┌──
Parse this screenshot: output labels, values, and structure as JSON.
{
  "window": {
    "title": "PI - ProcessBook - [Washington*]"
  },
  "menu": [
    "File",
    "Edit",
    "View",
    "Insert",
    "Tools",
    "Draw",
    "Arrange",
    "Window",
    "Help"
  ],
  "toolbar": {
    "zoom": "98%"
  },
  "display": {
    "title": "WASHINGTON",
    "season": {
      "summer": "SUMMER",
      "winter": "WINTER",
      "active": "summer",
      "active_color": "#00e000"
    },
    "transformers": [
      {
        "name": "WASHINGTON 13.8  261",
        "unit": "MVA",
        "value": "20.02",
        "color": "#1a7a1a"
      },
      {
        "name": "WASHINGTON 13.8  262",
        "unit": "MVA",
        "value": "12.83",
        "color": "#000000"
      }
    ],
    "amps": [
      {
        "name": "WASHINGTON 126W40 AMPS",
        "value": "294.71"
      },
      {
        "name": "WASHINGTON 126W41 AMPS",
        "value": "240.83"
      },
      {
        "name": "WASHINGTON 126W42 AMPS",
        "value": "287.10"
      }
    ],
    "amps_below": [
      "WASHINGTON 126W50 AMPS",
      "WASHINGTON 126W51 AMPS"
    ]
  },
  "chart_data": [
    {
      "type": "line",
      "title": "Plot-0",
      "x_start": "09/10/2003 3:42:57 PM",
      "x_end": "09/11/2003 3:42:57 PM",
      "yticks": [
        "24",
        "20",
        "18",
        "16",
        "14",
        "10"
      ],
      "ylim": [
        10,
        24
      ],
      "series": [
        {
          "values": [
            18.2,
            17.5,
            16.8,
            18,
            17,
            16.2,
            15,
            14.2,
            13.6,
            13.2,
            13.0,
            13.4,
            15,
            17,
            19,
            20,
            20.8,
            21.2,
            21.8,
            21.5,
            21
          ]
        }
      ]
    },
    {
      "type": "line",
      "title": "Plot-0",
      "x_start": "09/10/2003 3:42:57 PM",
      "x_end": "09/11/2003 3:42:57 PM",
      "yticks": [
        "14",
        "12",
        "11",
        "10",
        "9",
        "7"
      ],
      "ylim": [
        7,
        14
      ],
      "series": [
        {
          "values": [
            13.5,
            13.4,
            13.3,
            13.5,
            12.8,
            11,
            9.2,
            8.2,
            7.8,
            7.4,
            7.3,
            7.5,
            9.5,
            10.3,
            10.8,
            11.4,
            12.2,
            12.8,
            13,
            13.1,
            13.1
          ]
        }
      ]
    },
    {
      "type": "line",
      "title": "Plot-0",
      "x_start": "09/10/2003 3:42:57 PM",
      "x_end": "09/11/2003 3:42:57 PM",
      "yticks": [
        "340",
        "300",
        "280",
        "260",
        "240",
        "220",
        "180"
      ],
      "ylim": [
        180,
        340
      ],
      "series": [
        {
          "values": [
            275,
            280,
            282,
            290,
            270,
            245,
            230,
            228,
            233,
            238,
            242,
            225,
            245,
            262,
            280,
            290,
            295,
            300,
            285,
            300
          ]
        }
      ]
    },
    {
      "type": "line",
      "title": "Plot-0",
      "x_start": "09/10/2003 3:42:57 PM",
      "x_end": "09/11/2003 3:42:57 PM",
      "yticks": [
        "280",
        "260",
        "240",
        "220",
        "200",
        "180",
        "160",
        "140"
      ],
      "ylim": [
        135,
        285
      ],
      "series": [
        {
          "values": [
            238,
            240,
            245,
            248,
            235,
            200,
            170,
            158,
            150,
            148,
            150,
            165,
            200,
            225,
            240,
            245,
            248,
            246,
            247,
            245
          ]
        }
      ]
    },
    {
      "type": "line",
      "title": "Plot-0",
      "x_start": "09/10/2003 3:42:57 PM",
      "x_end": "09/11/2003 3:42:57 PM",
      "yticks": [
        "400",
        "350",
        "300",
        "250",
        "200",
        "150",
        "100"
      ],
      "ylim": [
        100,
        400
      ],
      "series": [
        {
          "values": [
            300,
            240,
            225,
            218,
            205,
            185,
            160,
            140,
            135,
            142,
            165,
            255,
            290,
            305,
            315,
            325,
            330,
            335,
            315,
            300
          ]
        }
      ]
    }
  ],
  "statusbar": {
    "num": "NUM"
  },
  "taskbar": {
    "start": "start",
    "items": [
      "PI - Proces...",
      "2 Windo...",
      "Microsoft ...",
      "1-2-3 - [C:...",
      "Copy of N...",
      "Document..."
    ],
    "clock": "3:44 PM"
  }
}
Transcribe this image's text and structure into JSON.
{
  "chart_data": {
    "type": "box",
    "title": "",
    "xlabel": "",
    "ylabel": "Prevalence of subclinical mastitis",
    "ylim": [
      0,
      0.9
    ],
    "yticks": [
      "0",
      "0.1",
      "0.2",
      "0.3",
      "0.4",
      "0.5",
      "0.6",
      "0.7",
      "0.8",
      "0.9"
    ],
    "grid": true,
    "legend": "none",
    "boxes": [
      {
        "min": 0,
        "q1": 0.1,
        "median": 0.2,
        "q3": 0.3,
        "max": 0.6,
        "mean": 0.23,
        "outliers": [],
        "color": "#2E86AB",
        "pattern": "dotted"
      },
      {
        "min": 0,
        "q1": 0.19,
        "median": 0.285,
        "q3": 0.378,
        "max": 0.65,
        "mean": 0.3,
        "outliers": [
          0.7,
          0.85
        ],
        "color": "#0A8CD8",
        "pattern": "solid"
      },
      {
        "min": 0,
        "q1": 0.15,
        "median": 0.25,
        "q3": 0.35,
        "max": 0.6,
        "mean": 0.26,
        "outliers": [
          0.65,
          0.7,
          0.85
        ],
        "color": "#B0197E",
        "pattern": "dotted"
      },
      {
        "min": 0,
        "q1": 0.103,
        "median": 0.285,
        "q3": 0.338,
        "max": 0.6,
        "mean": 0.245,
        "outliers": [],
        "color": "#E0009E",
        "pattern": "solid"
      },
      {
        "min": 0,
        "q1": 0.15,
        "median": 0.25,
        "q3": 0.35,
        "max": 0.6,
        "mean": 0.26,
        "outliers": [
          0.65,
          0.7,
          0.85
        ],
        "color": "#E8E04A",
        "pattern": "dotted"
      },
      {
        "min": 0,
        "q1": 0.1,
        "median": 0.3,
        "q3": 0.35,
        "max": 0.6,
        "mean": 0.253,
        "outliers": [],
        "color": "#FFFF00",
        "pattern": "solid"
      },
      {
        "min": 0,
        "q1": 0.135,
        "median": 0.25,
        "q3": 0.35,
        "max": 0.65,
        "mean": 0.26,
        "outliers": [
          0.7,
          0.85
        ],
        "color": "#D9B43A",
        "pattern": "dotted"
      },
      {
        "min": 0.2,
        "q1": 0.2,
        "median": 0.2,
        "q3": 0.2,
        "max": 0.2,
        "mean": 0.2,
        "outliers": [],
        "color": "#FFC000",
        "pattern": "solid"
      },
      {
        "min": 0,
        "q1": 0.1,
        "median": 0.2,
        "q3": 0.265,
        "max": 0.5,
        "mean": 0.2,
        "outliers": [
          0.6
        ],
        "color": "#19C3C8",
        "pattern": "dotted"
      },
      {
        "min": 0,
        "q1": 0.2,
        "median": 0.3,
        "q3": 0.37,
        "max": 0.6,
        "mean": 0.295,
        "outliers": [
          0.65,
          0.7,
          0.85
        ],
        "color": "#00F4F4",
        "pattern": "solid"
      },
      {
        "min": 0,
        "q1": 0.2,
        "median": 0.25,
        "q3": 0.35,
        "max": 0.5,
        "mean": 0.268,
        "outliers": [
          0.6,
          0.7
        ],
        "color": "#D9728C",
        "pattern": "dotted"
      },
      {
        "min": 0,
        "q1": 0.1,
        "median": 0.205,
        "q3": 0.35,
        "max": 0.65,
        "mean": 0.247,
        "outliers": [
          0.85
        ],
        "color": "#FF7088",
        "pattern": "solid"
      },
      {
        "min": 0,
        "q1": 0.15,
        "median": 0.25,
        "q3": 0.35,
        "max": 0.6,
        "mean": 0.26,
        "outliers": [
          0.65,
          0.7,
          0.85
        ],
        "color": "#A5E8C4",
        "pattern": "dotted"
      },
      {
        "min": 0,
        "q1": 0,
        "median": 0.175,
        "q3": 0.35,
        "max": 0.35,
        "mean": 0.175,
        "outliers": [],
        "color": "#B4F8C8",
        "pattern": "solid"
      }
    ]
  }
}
└──
▸ **What needs to be done**:
List the lines of the records where "structure" occurs.

▸ **Expected answer**:
Parse this screenshot: output labels, values, and structure as JSON.
Transcribe this image's text and structure into JSON.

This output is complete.